#### TEXT PROVIDED

During the bench conference, the trial court reminded defense counsel that he was only to bring up matters not covered by Defendant's earlier testimony. Additionally, the trial court ruled that Defendant could testify about his observation of Romero's physical condition because this was not covered during Defendant's earlier testimony. However, instead of continuing with the presentation of evidence, defense counsel rested:

[DEFENSE COUNSEL]: [Defendant], I'm sorry. I have no questions. THE COURT: Any further evidence? [DEFENSE COUNSEL]: (No response)..... THE COURT: [Defense Counsel], do you have any further evidence? [DEFENSE COUNSEL]: No, Your Honor, we have no further evidence at this time. THE COURT: Then does the defense rest? [DEFENSE COUNSEL]: Then [sic] defense rests.

Defendant maintains on appeal that the import of the trial court's ruling prevented Defendant from "asserting his right to respond to all of the evidence that had been presented against him by [Romero] and her other witnesses after Defendant had testified as an adverse party on her case." This is clearly not the case. The trial court merely reminded Defendant's trial counsel to not go into testimony that Defendant related earlier in the trial. Defendant was free to present any evidence as long as it was not previously covered. This was evident from the trial court's ruling allowing Defendant to testify regarding Romero's physical condition because this was not covered earlier. Defendant's counsel chose not to continue with the presentation of evidence on Defendant's behalf when he rested the defense's case. Thus, we hold that the trial court properly exercised its discretion to control the manner in which testimony was gathered from Defendant and that the trial court did not abuse its discretion in limiting Defendant's testimony during his presentation of his case to matters that were not previously covered.

2. Directed verdict.

At the conclusion of Romero's presentation of her case, Defendant moved for a directed verdict on the claims of fraud and negligence. The trial court denied the motions and Defendant asserts on appeal that this was error. We affirm.

We review denials of motions for directed verdict de novo. Aga, 78 Hawai`i at 237, 891 P.2d at 1029. "`In deciding a motion for directed verdict[,] ... the evidence and the inferences which may be fairly drawn therefrom must be considered in the light most favorable to the non-moving party and ... [the directed verdict] motion may be granted only where there can be but one reasonable conclusion as to the proper judgment.'" *91 Id. (quoting Richardson v. Sport Shinko (Waikiki Corp.), 76 Haw. 494, 502, 880 P.2d 169, 177 (1994)).

Regarding the allegation of fraud, Defendant maintains that he was entitled to a directed verdict because Romero failed to establish the elements of misrepresentation and reliance.[2] However, our review of the record indicates that the trier of fact could have reached more than one reasonable conclusion on whether the elements of fraud were satisfied. For example, Romero testified that Defendant never told her "at any time" that his real estate license was revoked nor that Defendant was actually Parenti. Further, Romero repeatedly expressed throughout her testimony how she trusted Defendant as a realtor. On the other hand, Defendant testified during cross-examination that early in his relationship with Romero, he told her that he was going to change his name to "Leo" but he did not mention a last name. Defendant also related that it was around this time that he told her that his real estate license had been revoked.[3] Drawing the inferences from the evidence in Romero's favor, we find that more than one reasonable conclusion can be reached on the issue of fraud. Consequently, we hold that the court correctly denied Defendant's motion for directed verdict with regards to fraud.

########

### WHAT TO DO
[1] Answer these questions using the appellate opinion:
(a) What did the trial court rule Defendant could testify about, since it was not covered in his earlier testimony?
(b) What standard applies when the court reviews denials of motions for directed verdict?
(c) On which claims did Defendant move for a directed verdict at the end of Romero's case?
[2] Extend the appellate opinion on Defendant's trial and directed-verdict claims, starting after its last paragraph.

#### PROVIDED RECORDS

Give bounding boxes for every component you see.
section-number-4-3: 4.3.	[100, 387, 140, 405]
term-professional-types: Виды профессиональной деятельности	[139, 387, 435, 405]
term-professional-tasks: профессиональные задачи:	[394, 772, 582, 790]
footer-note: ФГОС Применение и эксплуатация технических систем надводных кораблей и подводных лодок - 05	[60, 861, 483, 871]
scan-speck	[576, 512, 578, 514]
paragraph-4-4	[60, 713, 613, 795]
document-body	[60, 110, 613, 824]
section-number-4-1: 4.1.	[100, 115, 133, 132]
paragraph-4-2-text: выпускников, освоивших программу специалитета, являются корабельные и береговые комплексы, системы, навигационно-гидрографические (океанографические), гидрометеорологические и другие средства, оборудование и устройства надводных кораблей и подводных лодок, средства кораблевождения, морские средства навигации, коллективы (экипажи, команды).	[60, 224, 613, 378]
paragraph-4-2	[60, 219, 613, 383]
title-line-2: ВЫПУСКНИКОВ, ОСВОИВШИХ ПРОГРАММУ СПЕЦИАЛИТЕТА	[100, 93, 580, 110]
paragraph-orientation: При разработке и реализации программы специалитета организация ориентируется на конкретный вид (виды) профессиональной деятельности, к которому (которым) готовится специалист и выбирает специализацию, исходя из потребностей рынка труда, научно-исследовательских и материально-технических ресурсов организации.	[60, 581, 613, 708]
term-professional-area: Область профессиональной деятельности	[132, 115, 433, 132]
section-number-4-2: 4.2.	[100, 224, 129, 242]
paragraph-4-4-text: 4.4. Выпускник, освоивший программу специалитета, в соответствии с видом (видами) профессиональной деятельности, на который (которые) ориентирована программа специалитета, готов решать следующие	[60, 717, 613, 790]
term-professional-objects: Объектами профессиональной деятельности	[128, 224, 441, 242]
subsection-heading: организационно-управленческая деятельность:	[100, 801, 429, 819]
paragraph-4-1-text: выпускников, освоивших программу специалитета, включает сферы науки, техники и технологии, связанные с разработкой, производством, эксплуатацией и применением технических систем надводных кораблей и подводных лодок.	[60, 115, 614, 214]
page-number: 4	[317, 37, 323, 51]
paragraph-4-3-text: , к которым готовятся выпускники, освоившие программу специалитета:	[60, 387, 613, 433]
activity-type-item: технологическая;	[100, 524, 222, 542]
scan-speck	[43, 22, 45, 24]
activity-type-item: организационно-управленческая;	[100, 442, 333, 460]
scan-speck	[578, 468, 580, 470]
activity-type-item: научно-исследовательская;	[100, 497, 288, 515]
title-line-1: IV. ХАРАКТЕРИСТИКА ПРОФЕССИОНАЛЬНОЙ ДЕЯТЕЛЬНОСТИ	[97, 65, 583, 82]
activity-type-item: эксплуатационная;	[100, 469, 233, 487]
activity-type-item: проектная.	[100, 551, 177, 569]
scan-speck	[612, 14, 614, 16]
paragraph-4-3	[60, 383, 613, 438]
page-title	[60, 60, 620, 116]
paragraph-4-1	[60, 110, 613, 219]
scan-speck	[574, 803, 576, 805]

########

### EXERCISE RESPONSES
[1]
(a) His observation of Romero's physical condition.
(b) De novo review.
(c) Fraud and negligence.

[2]
Similarly, we find that the evidence presented does not point to only one reasonable conclusion with regards to Romero's negligence claims against Defendant. Thus, we also hold that the trial court appropriately denied Defendant's directed verdict motion on the claim of negligence.

3. Findings of fact and conclusions of law.

Defendant quoted a series of findings of fact and conclusions of law entered by the trial court relating to fraud and breach of fiduciary duty in its statement of points on appeal and alleged that they were not "supported by the evidence, nor the applicable law[.]" Beyond this general allegation, Defendant's opening and reply briefs lacked an understandable discussion supporting this alleged error.

We review a trial court's conclusions of law under the right-wrong standard and its findings of fact under the clearly erroneous standard. Nelson v. Boone, 78 Haw. 76, 80, 890 P.2d 313, 317 (1995). "A finding of fact is clearly erroneous when (1) the record lacks substantial evidence to support the finding, or (2) despite substantial evidence in support of the finding, the appellate court is nonetheless left with a definite and firm conviction that a mistake has been made." State v. Okumura, 78 Haw. 383, 392, 894 P.2d 80, 89 (1995). We have reviewed Defendant's list and find no error with the trial court's findings of fact and conclusions of law.

4. Indispensable parties.

On July 7, 1992, the same day Defendant filed his motion for remittitur, Defendant *92 filed a motion for a new trial because an indispensable third party was not joined in the case. Defendant's motion and the memorandum in support did not expressly identify the indispensable party but alluded to third-parties claiming an interest in the property. An exhibit attached to the memorandum in support of the motion purports to be a letter dated February 21, 1991, addressed to Romero. According to the letter, Fort Worth Financial Corporation purchased the lease option contract for the Marine Surf Apartment "[l]ast year" and "now wish[ed] to exercise [their] option[.]" On August 19, 1992, the trial court entered an order denying Defendant's motion. On appeal, Defendant argues that the trial court erred in denying this motion. We disagree.

Defendant brought the present motion after the trial ended. "[A]fter the conclusion of a trial on the merits, there is reluctance on the part of an appellate court to overturn the trial court's decision as to indispensable parties, unless there is real prejudice to the absentee." Almeida v. Almeida, 4 Haw. 513, 516, 669 P.2d 174, 178 (1983). This reluctance is compounded by the fact that Defendant's motion was unclear in its description of the absent party and when this party obtained its interest to the property. As a result, we hold that the trial court did not err in denying Defendant's motion for a new trial for failure to join an indispensable party.[4]

5. Punitive damages.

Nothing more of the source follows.